Omit all pictures, then retype the data exactly as given.

§

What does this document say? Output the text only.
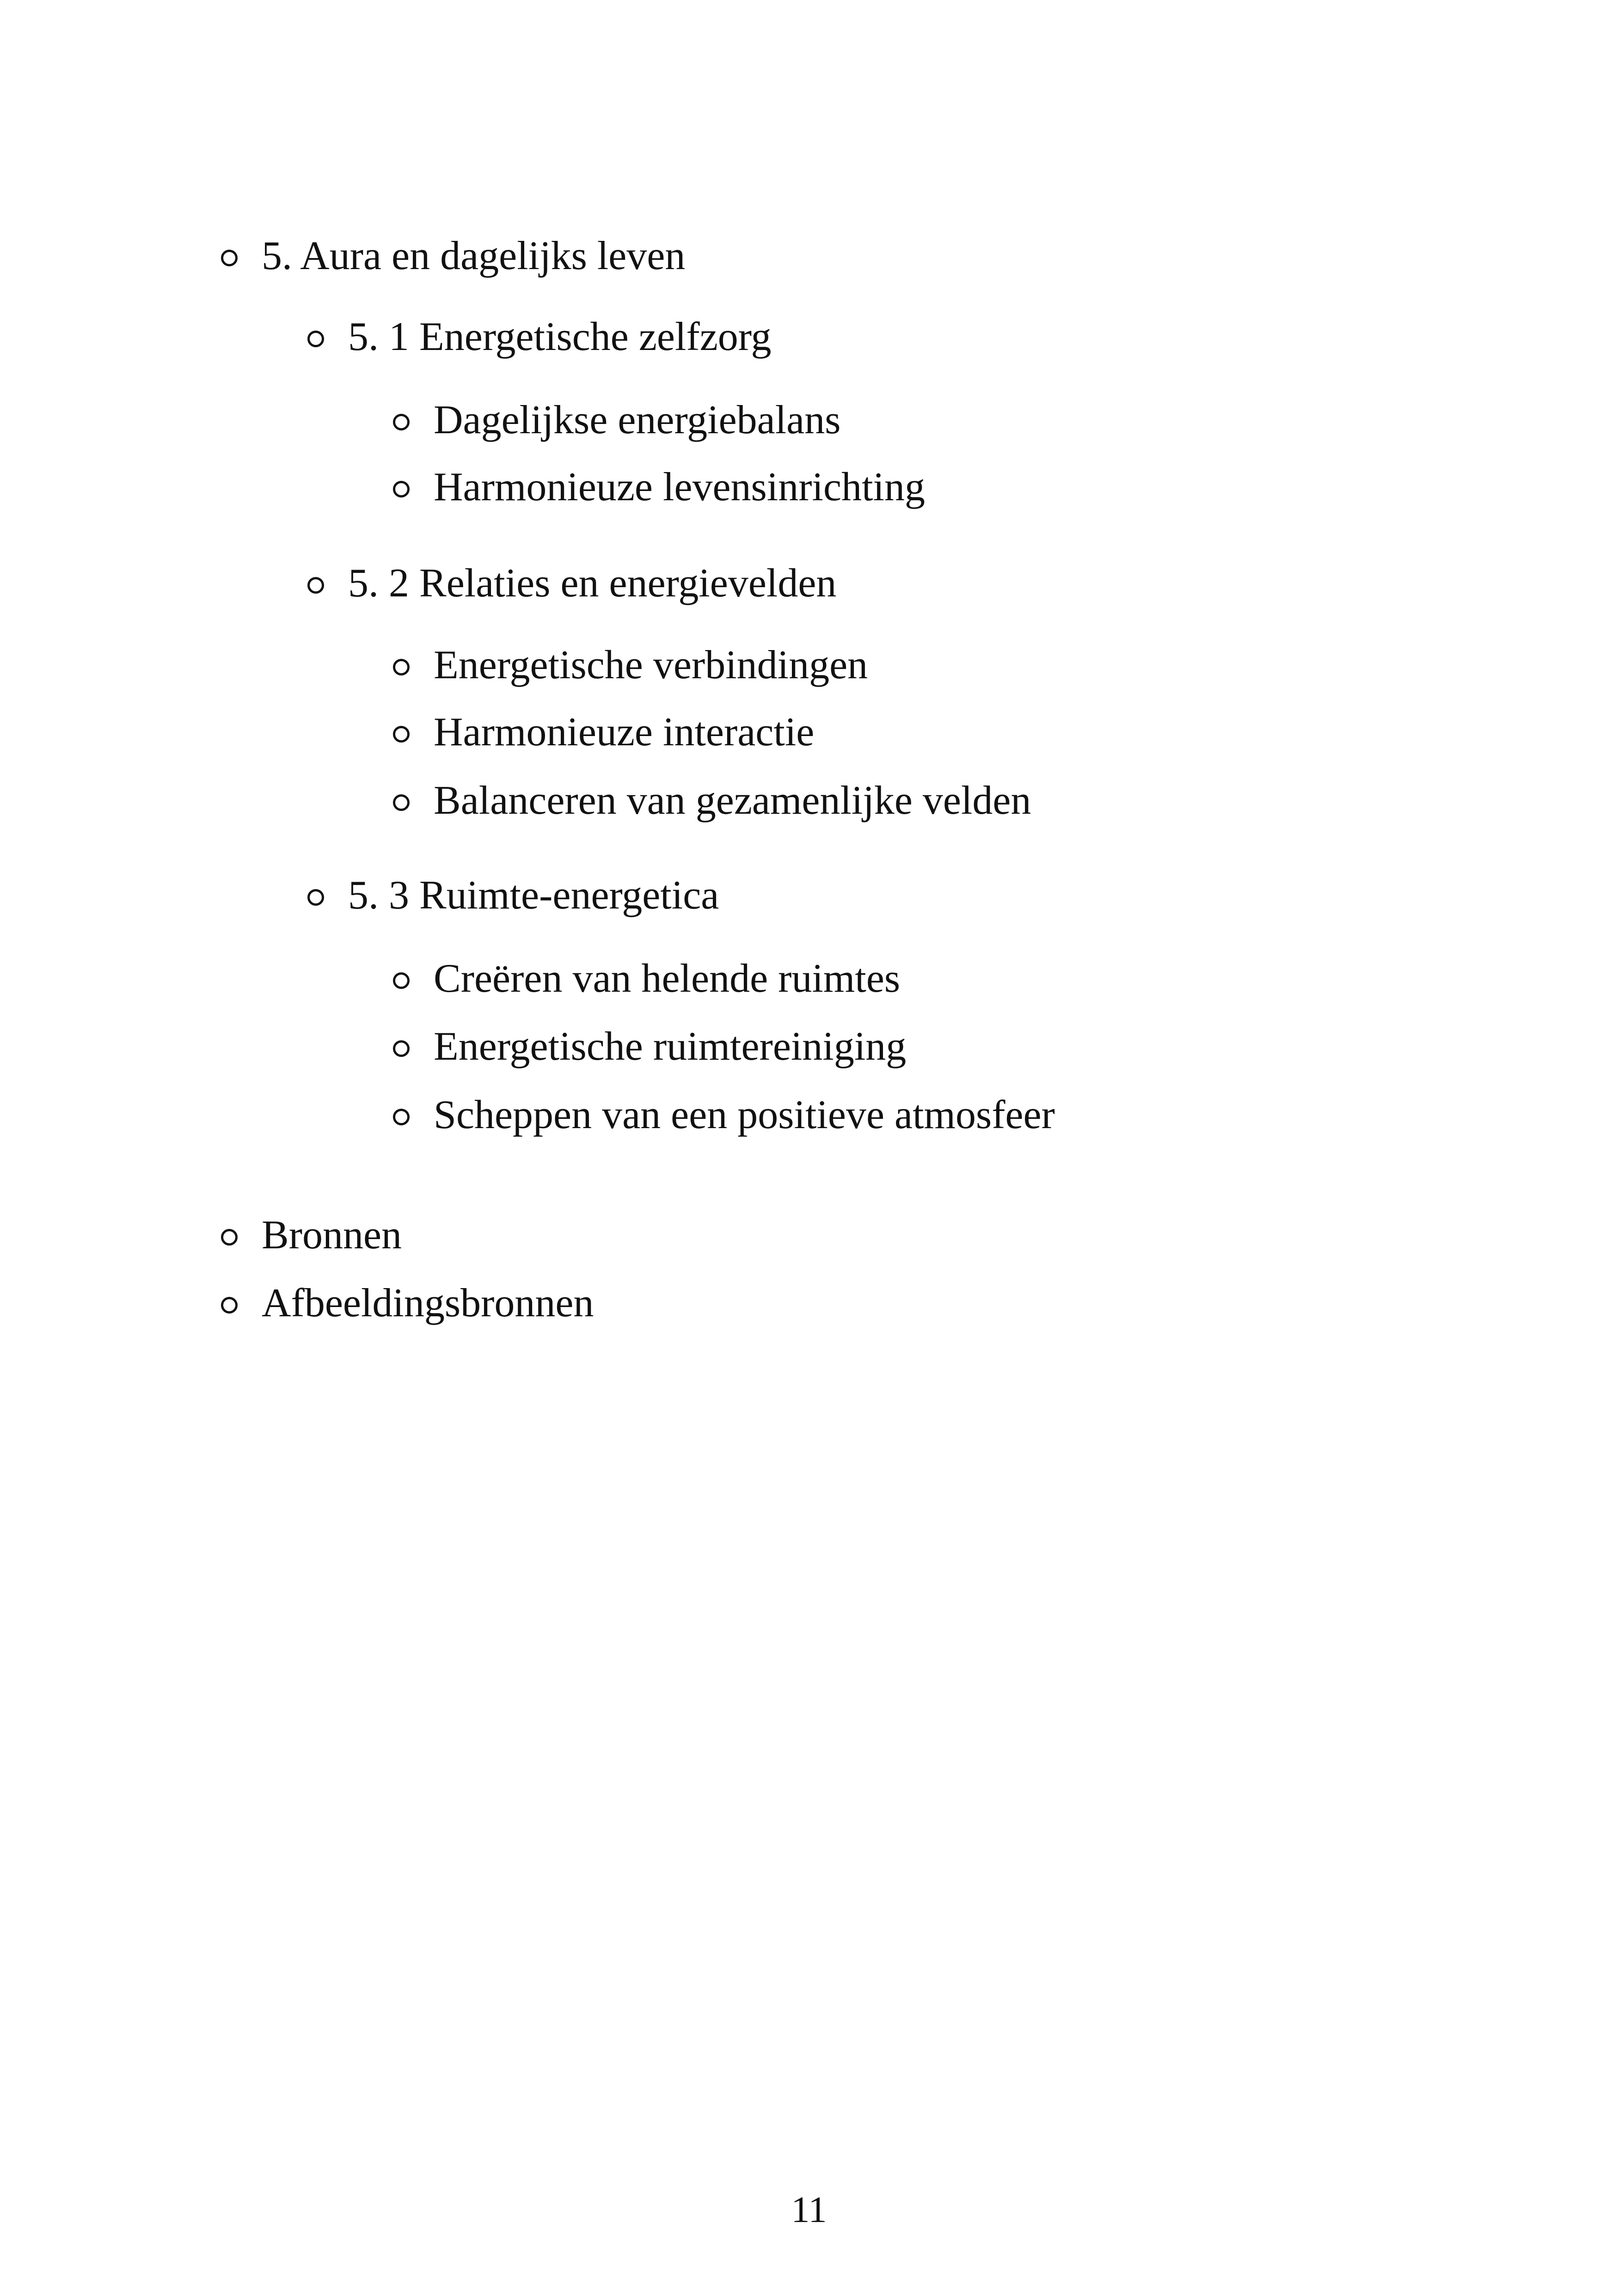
5. Aura en dagelijks leven
5. 1 Energetische zelfzorg
Dagelijkse energiebalans
Harmonieuze levensinrichting
5. 2 Relaties en energievelden
Energetische verbindingen
Harmonieuze interactie
Balanceren van gezamenlijke velden
5. 3 Ruimte-energetica
Creëren van helende ruimtes
Energetische ruimtereiniging
Scheppen van een positieve atmosfeer
Bronnen
Afbeeldingsbronnen
11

§

ANSWER TO THIS EXERCISE:
What does this document say? Output the text only.
5. Aura en dagelijks leven
5. 1 Energetische zelfzorg
Dagelijkse energiebalans
Harmonieuze levensinrichting
5. 2 Relaties en energievelden
Energetische verbindingen
Harmonieuze interactie
Balanceren van gezamenlijke velden
5. 3 Ruimte-energetica
Creëren van helende ruimtes
Energetische ruimtereiniging
Scheppen van een positieve atmosfeer
Bronnen
Afbeeldingsbronnen
11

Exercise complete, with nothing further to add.